===== Data shown

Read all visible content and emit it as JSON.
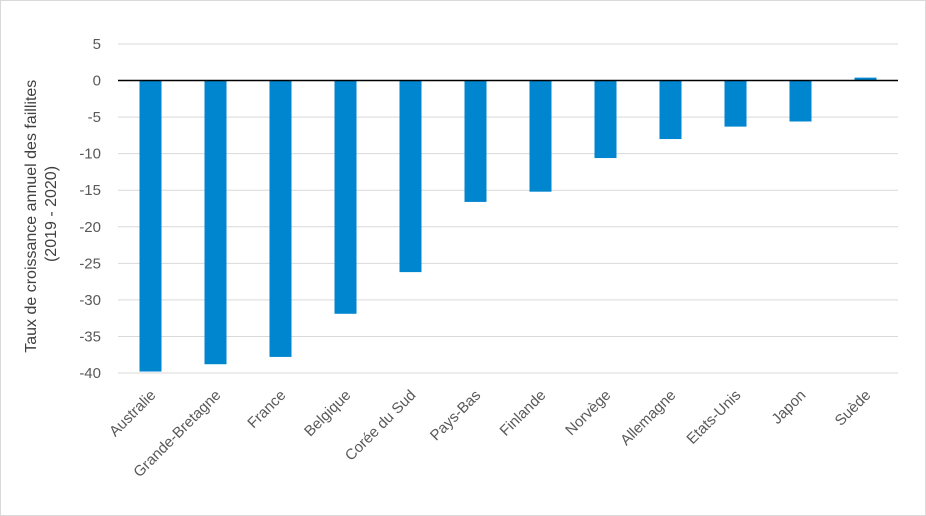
{
  "chart_data": {
    "type": "bar",
    "title": "",
    "xlabel": "",
    "ylabel_lines": [
      "Taux de croissance annuel des faillites",
      "(2019 - 2020)"
    ],
    "categories": [
      "Australie",
      "Grande-Bretagne",
      "France",
      "Belgique",
      "Corée du Sud",
      "Pays-Bas",
      "Finlande",
      "Norvège",
      "Allemagne",
      "Etats-Unis",
      "Japon",
      "Suède"
    ],
    "values": [
      -39.8,
      -38.8,
      -37.8,
      -31.9,
      -26.2,
      -16.6,
      -15.2,
      -10.6,
      -8.0,
      -6.3,
      -5.6,
      0.4
    ],
    "ylim": [
      -40,
      5
    ],
    "yticks": [
      5,
      0,
      -5,
      -10,
      -15,
      -20,
      -25,
      -30,
      -35,
      -40
    ],
    "grid": true,
    "bar_color": "#0085cf",
    "grid_color": "#d9d9d9",
    "zero_line_color": "#000000"
  }
}
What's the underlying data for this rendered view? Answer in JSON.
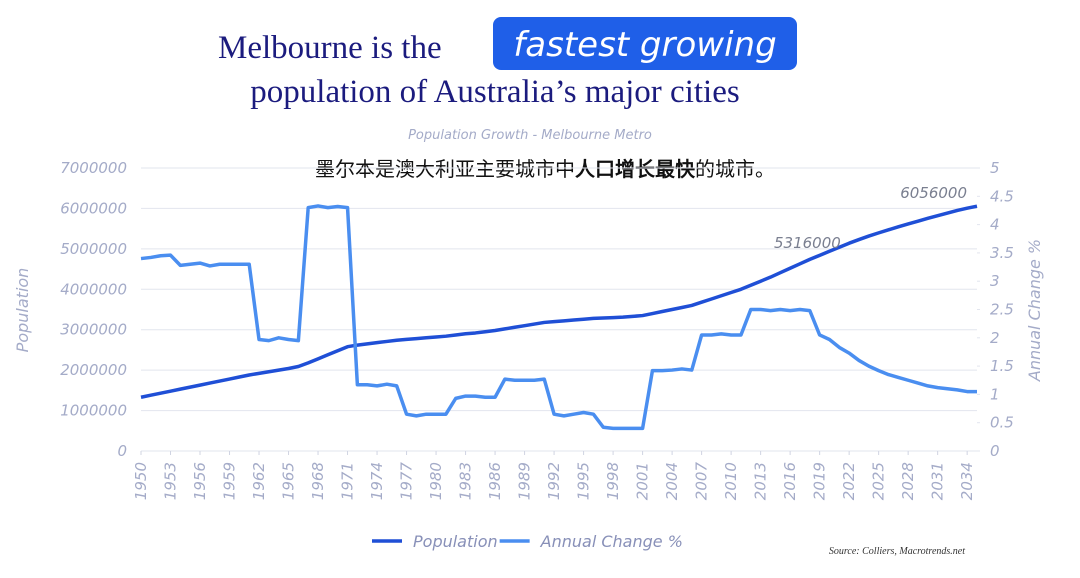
{
  "headline": {
    "line1": "Melbourne is the",
    "highlight": "fastest growing",
    "line2": "population of Australia’s major cities"
  },
  "subtitle_cn": {
    "before": "墨尔本是澳大利亚主要城市中",
    "bold": "人口增长最快",
    "after": "的城市。"
  },
  "source": "Source: Colliers, Macrotrends.net",
  "chart_data": {
    "type": "line",
    "title": "Population Growth - Melbourne Metro",
    "y_label": "Population",
    "y2_label": "Annual Change %",
    "x": [
      1950,
      1951,
      1952,
      1953,
      1954,
      1955,
      1956,
      1957,
      1958,
      1959,
      1960,
      1961,
      1962,
      1963,
      1964,
      1965,
      1966,
      1967,
      1968,
      1969,
      1970,
      1971,
      1972,
      1973,
      1974,
      1975,
      1976,
      1977,
      1978,
      1979,
      1980,
      1981,
      1982,
      1983,
      1984,
      1985,
      1986,
      1987,
      1988,
      1989,
      1990,
      1991,
      1992,
      1993,
      1994,
      1995,
      1996,
      1997,
      1998,
      1999,
      2000,
      2001,
      2002,
      2003,
      2004,
      2005,
      2006,
      2007,
      2008,
      2009,
      2010,
      2011,
      2012,
      2013,
      2014,
      2015,
      2016,
      2017,
      2018,
      2019,
      2020,
      2021,
      2022,
      2023,
      2024,
      2025,
      2026,
      2027,
      2028,
      2029,
      2030,
      2031,
      2032,
      2033,
      2034,
      2035
    ],
    "xlim": [
      1950,
      2035
    ],
    "xticks": [
      1950,
      1953,
      1956,
      1959,
      1962,
      1965,
      1968,
      1971,
      1974,
      1977,
      1980,
      1983,
      1986,
      1989,
      1992,
      1995,
      1998,
      2001,
      2004,
      2007,
      2010,
      2013,
      2016,
      2019,
      2022,
      2025,
      2028,
      2031,
      2034
    ],
    "ylim": [
      0,
      7000000
    ],
    "yticks": [
      0,
      1000000,
      2000000,
      3000000,
      4000000,
      5000000,
      6000000,
      7000000
    ],
    "y2lim": [
      0,
      5
    ],
    "y2ticks": [
      0,
      0.5,
      1,
      1.5,
      2,
      2.5,
      3,
      3.5,
      4,
      4.5,
      5
    ],
    "grid": true,
    "legend": "bottom",
    "series": [
      {
        "name": "Population",
        "color": "#1f4fd6",
        "values": [
          1330000,
          1380000,
          1430000,
          1480000,
          1530000,
          1580000,
          1630000,
          1680000,
          1730000,
          1780000,
          1830000,
          1880000,
          1920000,
          1960000,
          2000000,
          2040000,
          2090000,
          2180000,
          2280000,
          2380000,
          2480000,
          2580000,
          2620000,
          2650000,
          2680000,
          2710000,
          2740000,
          2760000,
          2780000,
          2800000,
          2820000,
          2840000,
          2870000,
          2900000,
          2920000,
          2950000,
          2980000,
          3020000,
          3060000,
          3100000,
          3140000,
          3180000,
          3200000,
          3220000,
          3240000,
          3260000,
          3280000,
          3290000,
          3300000,
          3310000,
          3330000,
          3350000,
          3400000,
          3450000,
          3500000,
          3550000,
          3600000,
          3680000,
          3760000,
          3840000,
          3920000,
          4000000,
          4100000,
          4200000,
          4300000,
          4410000,
          4520000,
          4630000,
          4740000,
          4840000,
          4940000,
          5040000,
          5140000,
          5230000,
          5316000,
          5395000,
          5470000,
          5545000,
          5615000,
          5685000,
          5755000,
          5820000,
          5885000,
          5950000,
          6005000,
          6056000
        ]
      },
      {
        "name": "Annual Change %",
        "color": "#4a8ef0",
        "axis": "y2",
        "values": [
          3.4,
          3.42,
          3.45,
          3.46,
          3.28,
          3.3,
          3.32,
          3.27,
          3.3,
          3.3,
          3.3,
          3.3,
          1.97,
          1.95,
          2.0,
          1.97,
          1.95,
          4.3,
          4.33,
          4.3,
          4.32,
          4.3,
          1.17,
          1.17,
          1.15,
          1.18,
          1.15,
          0.65,
          0.62,
          0.65,
          0.65,
          0.65,
          0.93,
          0.97,
          0.97,
          0.95,
          0.95,
          1.27,
          1.25,
          1.25,
          1.25,
          1.27,
          0.65,
          0.62,
          0.65,
          0.68,
          0.65,
          0.42,
          0.4,
          0.4,
          0.4,
          0.4,
          1.42,
          1.42,
          1.43,
          1.45,
          1.43,
          2.05,
          2.05,
          2.07,
          2.05,
          2.05,
          2.5,
          2.5,
          2.48,
          2.5,
          2.48,
          2.5,
          2.48,
          2.05,
          1.97,
          1.83,
          1.73,
          1.6,
          1.5,
          1.42,
          1.35,
          1.3,
          1.25,
          1.2,
          1.15,
          1.12,
          1.1,
          1.08,
          1.05,
          1.05
        ]
      }
    ]
  }
}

==========

From the data above, write out everything exactly except the pictures.

Read all visible content and emit it as JSON.
{
  "chart_data": {
    "type": "bar",
    "title": "",
    "xlabel": "",
    "ylabel_lines": [
      "Taux de croissance annuel des faillites",
      "(2019 - 2020)"
    ],
    "categories": [
      "Australie",
      "Grande-Bretagne",
      "France",
      "Belgique",
      "Corée du Sud",
      "Pays-Bas",
      "Finlande",
      "Norvège",
      "Allemagne",
      "Etats-Unis",
      "Japon",
      "Suède"
    ],
    "values": [
      -39.8,
      -38.8,
      -37.8,
      -31.9,
      -26.2,
      -16.6,
      -15.2,
      -10.6,
      -8.0,
      -6.3,
      -5.6,
      0.4
    ],
    "ylim": [
      -40,
      5
    ],
    "yticks": [
      5,
      0,
      -5,
      -10,
      -15,
      -20,
      -25,
      -30,
      -35,
      -40
    ],
    "grid": true,
    "bar_color": "#0085cf",
    "grid_color": "#d9d9d9",
    "zero_line_color": "#000000"
  }
}
What's the underlying data for this rendered view? Answer in JSON.
{
  "headline": {
    "line1": "Melbourne is the",
    "highlight": "fastest growing",
    "line2": "population of Australia’s major cities"
  },
  "subtitle_cn": {
    "before": "墨尔本是澳大利亚主要城市中",
    "bold": "人口增长最快",
    "after": "的城市。"
  },
  "source": "Source: Colliers, Macrotrends.net",
  "chart_data": {
    "type": "line",
    "title": "Population Growth - Melbourne Metro",
    "y_label": "Population",
    "y2_label": "Annual Change %",
    "x": [
      1950,
      1951,
      1952,
      1953,
      1954,
      1955,
      1956,
      1957,
      1958,
      1959,
      1960,
      1961,
      1962,
      1963,
      1964,
      1965,
      1966,
      1967,
      1968,
      1969,
      1970,
      1971,
      1972,
      1973,
      1974,
      1975,
      1976,
      1977,
      1978,
      1979,
      1980,
      1981,
      1982,
      1983,
      1984,
      1985,
      1986,
      1987,
      1988,
      1989,
      1990,
      1991,
      1992,
      1993,
      1994,
      1995,
      1996,
      1997,
      1998,
      1999,
      2000,
      2001,
      2002,
      2003,
      2004,
      2005,
      2006,
      2007,
      2008,
      2009,
      2010,
      2011,
      2012,
      2013,
      2014,
      2015,
      2016,
      2017,
      2018,
      2019,
      2020,
      2021,
      2022,
      2023,
      2024,
      2025,
      2026,
      2027,
      2028,
      2029,
      2030,
      2031,
      2032,
      2033,
      2034,
      2035
    ],
    "xlim": [
      1950,
      2035
    ],
    "xticks": [
      1950,
      1953,
      1956,
      1959,
      1962,
      1965,
      1968,
      1971,
      1974,
      1977,
      1980,
      1983,
      1986,
      1989,
      1992,
      1995,
      1998,
      2001,
      2004,
      2007,
      2010,
      2013,
      2016,
      2019,
      2022,
      2025,
      2028,
      2031,
      2034
    ],
    "ylim": [
      0,
      7000000
    ],
    "yticks": [
      0,
      1000000,
      2000000,
      3000000,
      4000000,
      5000000,
      6000000,
      7000000
    ],
    "y2lim": [
      0,
      5
    ],
    "y2ticks": [
      0,
      0.5,
      1,
      1.5,
      2,
      2.5,
      3,
      3.5,
      4,
      4.5,
      5
    ],
    "grid": true,
    "legend": "bottom",
    "series": [
      {
        "name": "Population",
        "color": "#1f4fd6",
        "values": [
          1330000,
          1380000,
          1430000,
          1480000,
          1530000,
          1580000,
          1630000,
          1680000,
          1730000,
          1780000,
          1830000,
          1880000,
          1920000,
          1960000,
          2000000,
          2040000,
          2090000,
          2180000,
          2280000,
          2380000,
          2480000,
          2580000,
          2620000,
          2650000,
          2680000,
          2710000,
          2740000,
          2760000,
          2780000,
          2800000,
          2820000,
          2840000,
          2870000,
          2900000,
          2920000,
          2950000,
          2980000,
          3020000,
          3060000,
          3100000,
          3140000,
          3180000,
          3200000,
          3220000,
          3240000,
          3260000,
          3280000,
          3290000,
          3300000,
          3310000,
          3330000,
          3350000,
          3400000,
          3450000,
          3500000,
          3550000,
          3600000,
          3680000,
          3760000,
          3840000,
          3920000,
          4000000,
          4100000,
          4200000,
          4300000,
          4410000,
          4520000,
          4630000,
          4740000,
          4840000,
          4940000,
          5040000,
          5140000,
          5230000,
          5316000,
          5395000,
          5470000,
          5545000,
          5615000,
          5685000,
          5755000,
          5820000,
          5885000,
          5950000,
          6005000,
          6056000
        ]
      },
      {
        "name": "Annual Change %",
        "color": "#4a8ef0",
        "axis": "y2",
        "values": [
          3.4,
          3.42,
          3.45,
          3.46,
          3.28,
          3.3,
          3.32,
          3.27,
          3.3,
          3.3,
          3.3,
          3.3,
          1.97,
          1.95,
          2.0,
          1.97,
          1.95,
          4.3,
          4.33,
          4.3,
          4.32,
          4.3,
          1.17,
          1.17,
          1.15,
          1.18,
          1.15,
          0.65,
          0.62,
          0.65,
          0.65,
          0.65,
          0.93,
          0.97,
          0.97,
          0.95,
          0.95,
          1.27,
          1.25,
          1.25,
          1.25,
          1.27,
          0.65,
          0.62,
          0.65,
          0.68,
          0.65,
          0.42,
          0.4,
          0.4,
          0.4,
          0.4,
          1.42,
          1.42,
          1.43,
          1.45,
          1.43,
          2.05,
          2.05,
          2.07,
          2.05,
          2.05,
          2.5,
          2.5,
          2.48,
          2.5,
          2.48,
          2.5,
          2.48,
          2.05,
          1.97,
          1.83,
          1.73,
          1.6,
          1.5,
          1.42,
          1.35,
          1.3,
          1.25,
          1.2,
          1.15,
          1.12,
          1.1,
          1.08,
          1.05,
          1.05
        ]
      }
    ]
  }
}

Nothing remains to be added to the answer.